> [TASK BRIEF]: Copy out all the records exactly.

> [GIVEN INFORMATION]:
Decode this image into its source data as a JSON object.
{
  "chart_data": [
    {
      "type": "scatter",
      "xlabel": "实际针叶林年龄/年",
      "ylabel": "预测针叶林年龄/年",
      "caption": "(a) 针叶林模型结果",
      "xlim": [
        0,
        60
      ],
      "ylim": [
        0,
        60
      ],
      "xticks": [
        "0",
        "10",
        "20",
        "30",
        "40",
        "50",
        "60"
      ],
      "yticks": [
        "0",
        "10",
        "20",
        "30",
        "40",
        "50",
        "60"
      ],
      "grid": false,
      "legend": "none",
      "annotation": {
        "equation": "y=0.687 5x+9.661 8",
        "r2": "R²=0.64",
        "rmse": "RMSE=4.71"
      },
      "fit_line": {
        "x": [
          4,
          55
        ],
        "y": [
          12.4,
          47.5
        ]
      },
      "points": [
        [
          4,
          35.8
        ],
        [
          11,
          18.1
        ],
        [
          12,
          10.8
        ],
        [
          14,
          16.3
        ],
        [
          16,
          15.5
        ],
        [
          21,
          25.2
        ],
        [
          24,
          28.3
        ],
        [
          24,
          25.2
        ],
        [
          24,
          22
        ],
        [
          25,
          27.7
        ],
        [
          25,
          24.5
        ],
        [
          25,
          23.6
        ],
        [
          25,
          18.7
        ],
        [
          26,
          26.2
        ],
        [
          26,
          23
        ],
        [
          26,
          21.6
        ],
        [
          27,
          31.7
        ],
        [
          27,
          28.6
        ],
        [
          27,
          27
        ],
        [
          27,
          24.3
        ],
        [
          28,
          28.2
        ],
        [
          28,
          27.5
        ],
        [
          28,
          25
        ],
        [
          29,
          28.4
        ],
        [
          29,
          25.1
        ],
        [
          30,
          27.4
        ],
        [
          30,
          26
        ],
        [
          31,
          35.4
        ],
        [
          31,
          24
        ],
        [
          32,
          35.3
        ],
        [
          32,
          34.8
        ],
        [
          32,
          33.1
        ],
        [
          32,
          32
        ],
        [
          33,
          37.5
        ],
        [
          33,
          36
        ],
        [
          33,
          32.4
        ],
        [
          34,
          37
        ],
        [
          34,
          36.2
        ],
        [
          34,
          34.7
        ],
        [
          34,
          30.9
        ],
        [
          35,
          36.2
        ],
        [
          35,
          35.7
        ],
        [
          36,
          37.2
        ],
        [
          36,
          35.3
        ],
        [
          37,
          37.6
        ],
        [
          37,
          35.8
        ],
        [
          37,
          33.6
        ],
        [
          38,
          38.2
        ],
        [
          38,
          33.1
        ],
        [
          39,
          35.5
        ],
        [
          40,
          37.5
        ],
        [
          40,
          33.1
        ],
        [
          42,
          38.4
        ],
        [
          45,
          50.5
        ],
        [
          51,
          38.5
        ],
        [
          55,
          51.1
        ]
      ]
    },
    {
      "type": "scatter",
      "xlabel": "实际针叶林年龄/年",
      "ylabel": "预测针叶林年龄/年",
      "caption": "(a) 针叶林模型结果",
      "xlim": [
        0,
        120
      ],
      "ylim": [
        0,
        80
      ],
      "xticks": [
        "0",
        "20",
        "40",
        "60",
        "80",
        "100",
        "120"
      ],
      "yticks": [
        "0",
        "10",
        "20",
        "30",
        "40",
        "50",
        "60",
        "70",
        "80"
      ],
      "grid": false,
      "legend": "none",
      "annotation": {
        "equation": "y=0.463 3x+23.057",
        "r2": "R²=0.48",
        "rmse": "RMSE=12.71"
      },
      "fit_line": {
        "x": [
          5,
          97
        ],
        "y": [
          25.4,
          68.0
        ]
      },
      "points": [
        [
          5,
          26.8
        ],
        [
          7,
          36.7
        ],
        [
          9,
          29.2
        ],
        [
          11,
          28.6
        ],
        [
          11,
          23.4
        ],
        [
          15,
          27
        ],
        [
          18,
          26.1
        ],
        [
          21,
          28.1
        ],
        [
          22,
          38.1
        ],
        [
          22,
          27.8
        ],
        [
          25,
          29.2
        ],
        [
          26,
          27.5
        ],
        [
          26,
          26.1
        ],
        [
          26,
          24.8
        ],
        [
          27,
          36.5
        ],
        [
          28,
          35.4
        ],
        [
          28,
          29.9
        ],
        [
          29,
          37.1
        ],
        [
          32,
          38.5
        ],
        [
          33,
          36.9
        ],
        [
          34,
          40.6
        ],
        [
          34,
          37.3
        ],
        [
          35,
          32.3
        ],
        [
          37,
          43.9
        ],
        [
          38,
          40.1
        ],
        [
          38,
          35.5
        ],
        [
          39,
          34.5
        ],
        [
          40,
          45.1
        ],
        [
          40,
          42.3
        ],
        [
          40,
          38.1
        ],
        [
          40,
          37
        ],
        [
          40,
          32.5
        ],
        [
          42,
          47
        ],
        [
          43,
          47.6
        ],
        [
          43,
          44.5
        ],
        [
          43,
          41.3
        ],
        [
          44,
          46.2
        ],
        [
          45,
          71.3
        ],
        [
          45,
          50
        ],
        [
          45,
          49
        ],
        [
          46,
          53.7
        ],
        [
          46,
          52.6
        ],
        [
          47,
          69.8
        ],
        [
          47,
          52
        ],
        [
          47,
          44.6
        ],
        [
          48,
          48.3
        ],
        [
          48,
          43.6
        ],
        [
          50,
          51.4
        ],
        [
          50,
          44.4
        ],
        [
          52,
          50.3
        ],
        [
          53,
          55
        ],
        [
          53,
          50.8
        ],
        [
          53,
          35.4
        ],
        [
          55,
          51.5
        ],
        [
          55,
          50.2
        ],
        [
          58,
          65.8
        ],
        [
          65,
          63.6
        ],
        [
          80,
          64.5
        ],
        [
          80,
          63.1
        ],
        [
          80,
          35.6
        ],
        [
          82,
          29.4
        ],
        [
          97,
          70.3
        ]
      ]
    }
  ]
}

> [SOLVED EXERCISE]:
Decode this image into its source data as a JSON object.
{
  "chart_data": [
    {
      "type": "scatter",
      "xlabel": "实际针叶林年龄/年",
      "ylabel": "预测针叶林年龄/年",
      "caption": "(a) 针叶林模型结果",
      "xlim": [
        0,
        60
      ],
      "ylim": [
        0,
        60
      ],
      "xticks": [
        "0",
        "10",
        "20",
        "30",
        "40",
        "50",
        "60"
      ],
      "yticks": [
        "0",
        "10",
        "20",
        "30",
        "40",
        "50",
        "60"
      ],
      "grid": false,
      "legend": "none",
      "annotation": {
        "equation": "y=0.687 5x+9.661 8",
        "r2": "R²=0.64",
        "rmse": "RMSE=4.71"
      },
      "fit_line": {
        "x": [
          4,
          55
        ],
        "y": [
          12.4,
          47.5
        ]
      },
      "points": [
        [
          4,
          35.8
        ],
        [
          11,
          18.1
        ],
        [
          12,
          10.8
        ],
        [
          14,
          16.3
        ],
        [
          16,
          15.5
        ],
        [
          21,
          25.2
        ],
        [
          24,
          28.3
        ],
        [
          24,
          25.2
        ],
        [
          24,
          22
        ],
        [
          25,
          27.7
        ],
        [
          25,
          24.5
        ],
        [
          25,
          23.6
        ],
        [
          25,
          18.7
        ],
        [
          26,
          26.2
        ],
        [
          26,
          23
        ],
        [
          26,
          21.6
        ],
        [
          27,
          31.7
        ],
        [
          27,
          28.6
        ],
        [
          27,
          27
        ],
        [
          27,
          24.3
        ],
        [
          28,
          28.2
        ],
        [
          28,
          27.5
        ],
        [
          28,
          25
        ],
        [
          29,
          28.4
        ],
        [
          29,
          25.1
        ],
        [
          30,
          27.4
        ],
        [
          30,
          26
        ],
        [
          31,
          35.4
        ],
        [
          31,
          24
        ],
        [
          32,
          35.3
        ],
        [
          32,
          34.8
        ],
        [
          32,
          33.1
        ],
        [
          32,
          32
        ],
        [
          33,
          37.5
        ],
        [
          33,
          36
        ],
        [
          33,
          32.4
        ],
        [
          34,
          37
        ],
        [
          34,
          36.2
        ],
        [
          34,
          34.7
        ],
        [
          34,
          30.9
        ],
        [
          35,
          36.2
        ],
        [
          35,
          35.7
        ],
        [
          36,
          37.2
        ],
        [
          36,
          35.3
        ],
        [
          37,
          37.6
        ],
        [
          37,
          35.8
        ],
        [
          37,
          33.6
        ],
        [
          38,
          38.2
        ],
        [
          38,
          33.1
        ],
        [
          39,
          35.5
        ],
        [
          40,
          37.5
        ],
        [
          40,
          33.1
        ],
        [
          42,
          38.4
        ],
        [
          45,
          50.5
        ],
        [
          51,
          38.5
        ],
        [
          55,
          51.1
        ]
      ]
    },
    {
      "type": "scatter",
      "xlabel": "实际针叶林年龄/年",
      "ylabel": "预测针叶林年龄/年",
      "caption": "(a) 针叶林模型结果",
      "xlim": [
        0,
        120
      ],
      "ylim": [
        0,
        80
      ],
      "xticks": [
        "0",
        "20",
        "40",
        "60",
        "80",
        "100",
        "120"
      ],
      "yticks": [
        "0",
        "10",
        "20",
        "30",
        "40",
        "50",
        "60",
        "70",
        "80"
      ],
      "grid": false,
      "legend": "none",
      "annotation": {
        "equation": "y=0.463 3x+23.057",
        "r2": "R²=0.48",
        "rmse": "RMSE=12.71"
      },
      "fit_line": {
        "x": [
          5,
          97
        ],
        "y": [
          25.4,
          68.0
        ]
      },
      "points": [
        [
          5,
          26.8
        ],
        [
          7,
          36.7
        ],
        [
          9,
          29.2
        ],
        [
          11,
          28.6
        ],
        [
          11,
          23.4
        ],
        [
          15,
          27
        ],
        [
          18,
          26.1
        ],
        [
          21,
          28.1
        ],
        [
          22,
          38.1
        ],
        [
          22,
          27.8
        ],
        [
          25,
          29.2
        ],
        [
          26,
          27.5
        ],
        [
          26,
          26.1
        ],
        [
          26,
          24.8
        ],
        [
          27,
          36.5
        ],
        [
          28,
          35.4
        ],
        [
          28,
          29.9
        ],
        [
          29,
          37.1
        ],
        [
          32,
          38.5
        ],
        [
          33,
          36.9
        ],
        [
          34,
          40.6
        ],
        [
          34,
          37.3
        ],
        [
          35,
          32.3
        ],
        [
          37,
          43.9
        ],
        [
          38,
          40.1
        ],
        [
          38,
          35.5
        ],
        [
          39,
          34.5
        ],
        [
          40,
          45.1
        ],
        [
          40,
          42.3
        ],
        [
          40,
          38.1
        ],
        [
          40,
          37
        ],
        [
          40,
          32.5
        ],
        [
          42,
          47
        ],
        [
          43,
          47.6
        ],
        [
          43,
          44.5
        ],
        [
          43,
          41.3
        ],
        [
          44,
          46.2
        ],
        [
          45,
          71.3
        ],
        [
          45,
          50
        ],
        [
          45,
          49
        ],
        [
          46,
          53.7
        ],
        [
          46,
          52.6
        ],
        [
          47,
          69.8
        ],
        [
          47,
          52
        ],
        [
          47,
          44.6
        ],
        [
          48,
          48.3
        ],
        [
          48,
          43.6
        ],
        [
          50,
          51.4
        ],
        [
          50,
          44.4
        ],
        [
          52,
          50.3
        ],
        [
          53,
          55
        ],
        [
          53,
          50.8
        ],
        [
          53,
          35.4
        ],
        [
          55,
          51.5
        ],
        [
          55,
          50.2
        ],
        [
          58,
          65.8
        ],
        [
          65,
          63.6
        ],
        [
          80,
          64.5
        ],
        [
          80,
          63.1
        ],
        [
          80,
          35.6
        ],
        [
          82,
          29.4
        ],
        [
          97,
          70.3
        ]
      ]
    }
  ]
}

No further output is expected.